Input material:

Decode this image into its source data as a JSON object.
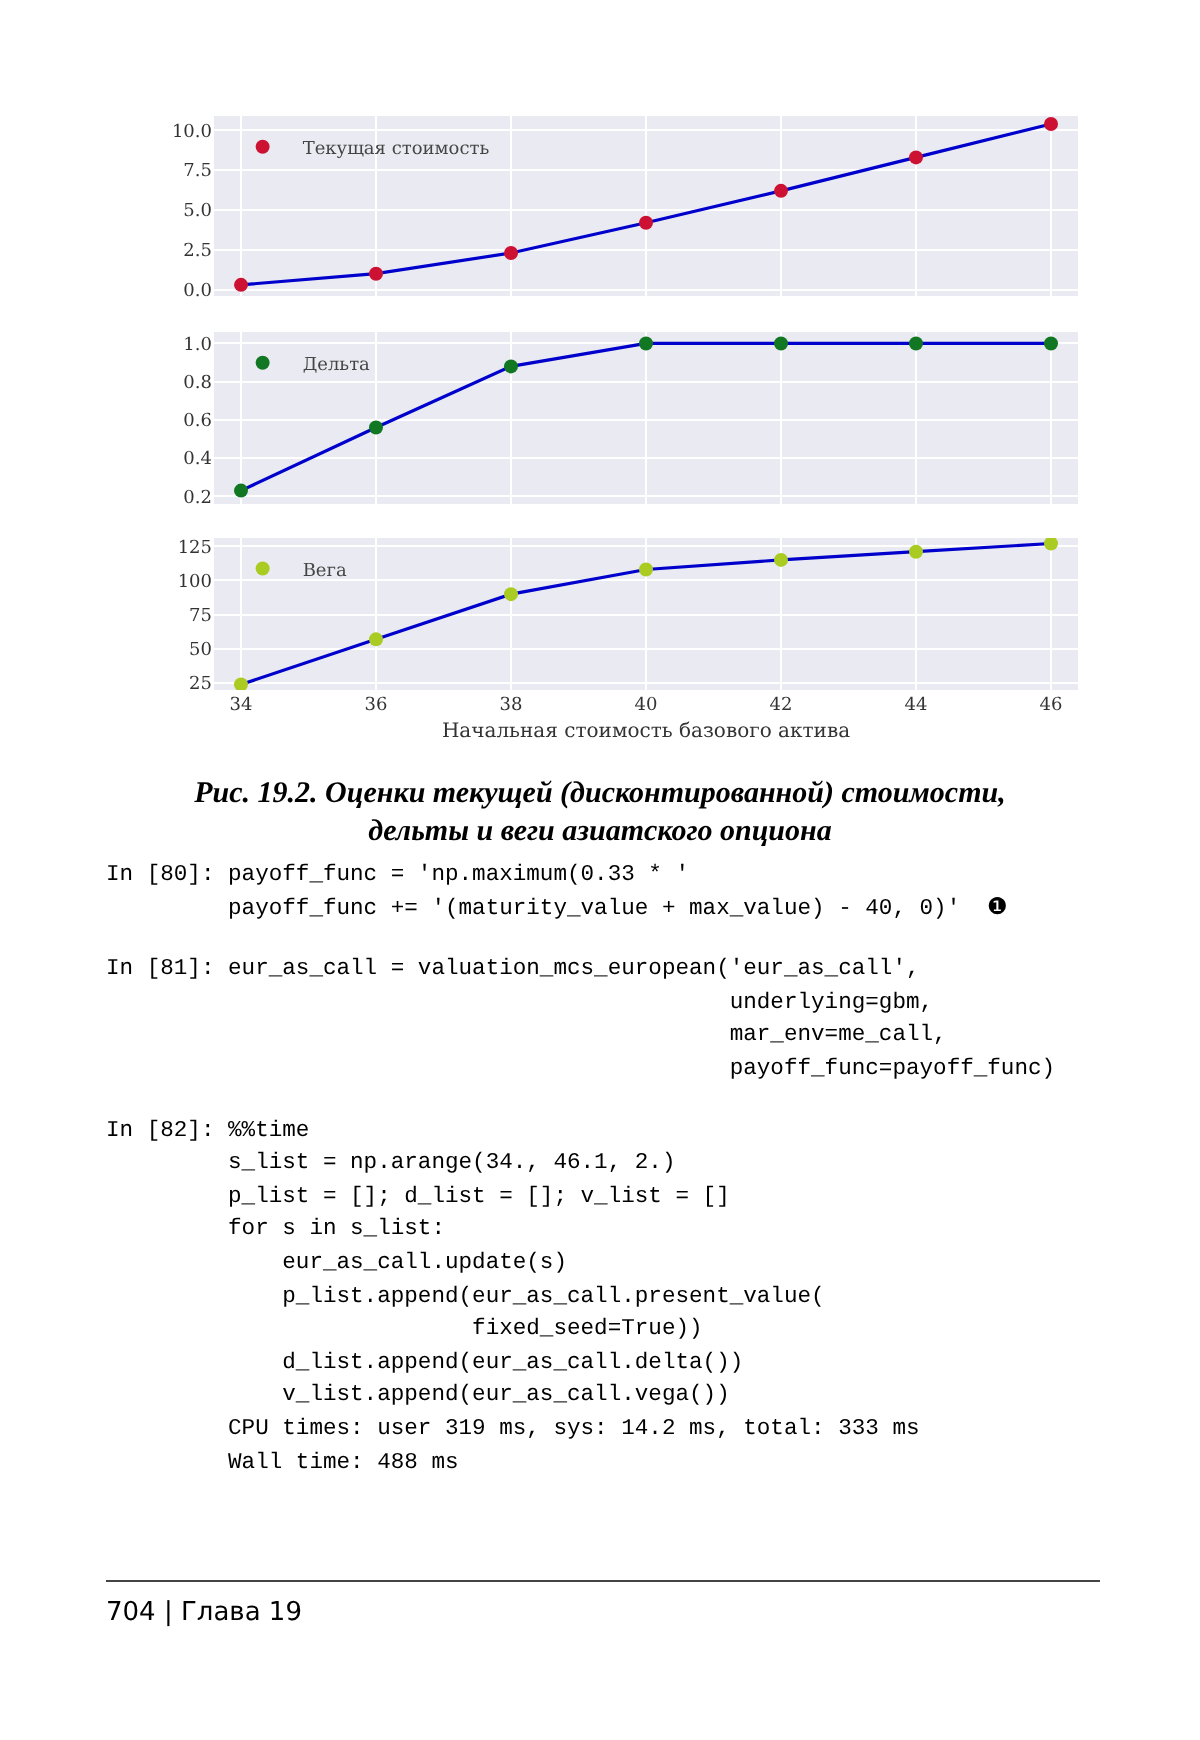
{
  "chart_data": [
    {
      "type": "line",
      "x": [
        34,
        36,
        38,
        40,
        42,
        44,
        46
      ],
      "xlim": [
        33.6,
        46.4
      ],
      "xticks": [
        34,
        36,
        38,
        40,
        42,
        44,
        46
      ],
      "ylim": [
        -0.4,
        10.9
      ],
      "yticks": [
        {
          "value": 0,
          "label": "0.0"
        },
        2.5,
        {
          "value": 5,
          "label": "5.0"
        },
        7.5,
        {
          "value": 10,
          "label": "10.0"
        }
      ],
      "tick_labels": "y",
      "grid": true,
      "legend": "top left",
      "series": [
        {
          "color": "#0000cc",
          "marker": "none",
          "values": [
            0.3,
            1.0,
            2.3,
            4.2,
            6.2,
            8.3,
            10.4
          ]
        },
        {
          "type": "scatter",
          "name": "Текущая стоимость",
          "color": "#cc1133",
          "marker": "circle",
          "values": [
            0.3,
            1.0,
            2.3,
            4.2,
            6.2,
            8.3,
            10.4
          ]
        }
      ]
    },
    {
      "type": "line",
      "x": [
        34,
        36,
        38,
        40,
        42,
        44,
        46
      ],
      "xlim": [
        33.6,
        46.4
      ],
      "xticks": [
        34,
        36,
        38,
        40,
        42,
        44,
        46
      ],
      "ylim": [
        0.16,
        1.06
      ],
      "yticks": [
        0.2,
        0.4,
        0.6,
        0.8,
        {
          "value": 1,
          "label": "1.0"
        }
      ],
      "tick_labels": "y",
      "grid": true,
      "legend": "top left",
      "series": [
        {
          "color": "#0000cc",
          "marker": "none",
          "values": [
            0.23,
            0.56,
            0.88,
            1.0,
            1.0,
            1.0,
            1.0
          ]
        },
        {
          "type": "scatter",
          "name": "Дельта",
          "color": "#117722",
          "marker": "circle",
          "values": [
            0.23,
            0.56,
            0.88,
            1.0,
            1.0,
            1.0,
            1.0
          ]
        }
      ]
    },
    {
      "type": "line",
      "x": [
        34,
        36,
        38,
        40,
        42,
        44,
        46
      ],
      "xlim": [
        33.6,
        46.4
      ],
      "xticks": [
        34,
        36,
        38,
        40,
        42,
        44,
        46
      ],
      "ylim": [
        20,
        131
      ],
      "yticks": [
        25,
        50,
        75,
        100,
        125
      ],
      "grid": true,
      "legend": "top left",
      "xlabel": "Начальная стоимость базового актива",
      "series": [
        {
          "color": "#0000cc",
          "marker": "none",
          "values": [
            24,
            57,
            90,
            108,
            115,
            121,
            127
          ]
        },
        {
          "type": "scatter",
          "name": "Вега",
          "color": "#aacc22",
          "marker": "circle",
          "values": [
            24,
            57,
            90,
            108,
            115,
            121,
            127
          ]
        }
      ],
      "annotations": [
        "Рис. 19.2. Оценки текущей (дисконтированной) стоимости, дельты и веги азиатского опциона",
        "In [80]: payoff_func = 'np.maximum(0.33 * '",
        "         payoff_func += '(maturity_value + max_value) - 40, 0)'  ❶",
        "In [81]: eur_as_call = valuation_mcs_european('eur_as_call',",
        "                                              underlying=gbm,",
        "                                              mar_env=me_call,",
        "                                              payoff_func=payoff_func)",
        "In [82]: %%time",
        "         s_list = np.arange(34., 46.1, 2.)",
        "         p_list = []; d_list = []; v_list = []",
        "         for s in s_list:",
        "             eur_as_call.update(s)",
        "             p_list.append(eur_as_call.present_value(",
        "                           fixed_seed=True))",
        "             d_list.append(eur_as_call.delta())",
        "             v_list.append(eur_as_call.vega())",
        "         CPU times: user 319 ms, sys: 14.2 ms, total: 333 ms",
        "         Wall time: 488 ms",
        "704 | Глава 19"
      ]
    }
  ]
}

Goal: Retype every record above exactly as written, but leave out the pictures.

Result of the exercise:
Decode this image into its source data as a JSON object.
{
  "chart_data": [
    {
      "type": "line",
      "x": [
        34,
        36,
        38,
        40,
        42,
        44,
        46
      ],
      "xlim": [
        33.6,
        46.4
      ],
      "xticks": [
        34,
        36,
        38,
        40,
        42,
        44,
        46
      ],
      "ylim": [
        -0.4,
        10.9
      ],
      "yticks": [
        {
          "value": 0,
          "label": "0.0"
        },
        2.5,
        {
          "value": 5,
          "label": "5.0"
        },
        7.5,
        {
          "value": 10,
          "label": "10.0"
        }
      ],
      "tick_labels": "y",
      "grid": true,
      "legend": "top left",
      "series": [
        {
          "color": "#0000cc",
          "marker": "none",
          "values": [
            0.3,
            1.0,
            2.3,
            4.2,
            6.2,
            8.3,
            10.4
          ]
        },
        {
          "type": "scatter",
          "name": "Текущая стоимость",
          "color": "#cc1133",
          "marker": "circle",
          "values": [
            0.3,
            1.0,
            2.3,
            4.2,
            6.2,
            8.3,
            10.4
          ]
        }
      ]
    },
    {
      "type": "line",
      "x": [
        34,
        36,
        38,
        40,
        42,
        44,
        46
      ],
      "xlim": [
        33.6,
        46.4
      ],
      "xticks": [
        34,
        36,
        38,
        40,
        42,
        44,
        46
      ],
      "ylim": [
        0.16,
        1.06
      ],
      "yticks": [
        0.2,
        0.4,
        0.6,
        0.8,
        {
          "value": 1,
          "label": "1.0"
        }
      ],
      "tick_labels": "y",
      "grid": true,
      "legend": "top left",
      "series": [
        {
          "color": "#0000cc",
          "marker": "none",
          "values": [
            0.23,
            0.56,
            0.88,
            1.0,
            1.0,
            1.0,
            1.0
          ]
        },
        {
          "type": "scatter",
          "name": "Дельта",
          "color": "#117722",
          "marker": "circle",
          "values": [
            0.23,
            0.56,
            0.88,
            1.0,
            1.0,
            1.0,
            1.0
          ]
        }
      ]
    },
    {
      "type": "line",
      "x": [
        34,
        36,
        38,
        40,
        42,
        44,
        46
      ],
      "xlim": [
        33.6,
        46.4
      ],
      "xticks": [
        34,
        36,
        38,
        40,
        42,
        44,
        46
      ],
      "ylim": [
        20,
        131
      ],
      "yticks": [
        25,
        50,
        75,
        100,
        125
      ],
      "grid": true,
      "legend": "top left",
      "xlabel": "Начальная стоимость базового актива",
      "series": [
        {
          "color": "#0000cc",
          "marker": "none",
          "values": [
            24,
            57,
            90,
            108,
            115,
            121,
            127
          ]
        },
        {
          "type": "scatter",
          "name": "Вега",
          "color": "#aacc22",
          "marker": "circle",
          "values": [
            24,
            57,
            90,
            108,
            115,
            121,
            127
          ]
        }
      ],
      "annotations": [
        "Рис. 19.2. Оценки текущей (дисконтированной) стоимости, дельты и веги азиатского опциона",
        "In [80]: payoff_func = 'np.maximum(0.33 * '",
        "         payoff_func += '(maturity_value + max_value) - 40, 0)'  ❶",
        "In [81]: eur_as_call = valuation_mcs_european('eur_as_call',",
        "                                              underlying=gbm,",
        "                                              mar_env=me_call,",
        "                                              payoff_func=payoff_func)",
        "In [82]: %%time",
        "         s_list = np.arange(34., 46.1, 2.)",
        "         p_list = []; d_list = []; v_list = []",
        "         for s in s_list:",
        "             eur_as_call.update(s)",
        "             p_list.append(eur_as_call.present_value(",
        "                           fixed_seed=True))",
        "             d_list.append(eur_as_call.delta())",
        "             v_list.append(eur_as_call.vega())",
        "         CPU times: user 319 ms, sys: 14.2 ms, total: 333 ms",
        "         Wall time: 488 ms",
        "704 | Глава 19"
      ]
    }
  ]
}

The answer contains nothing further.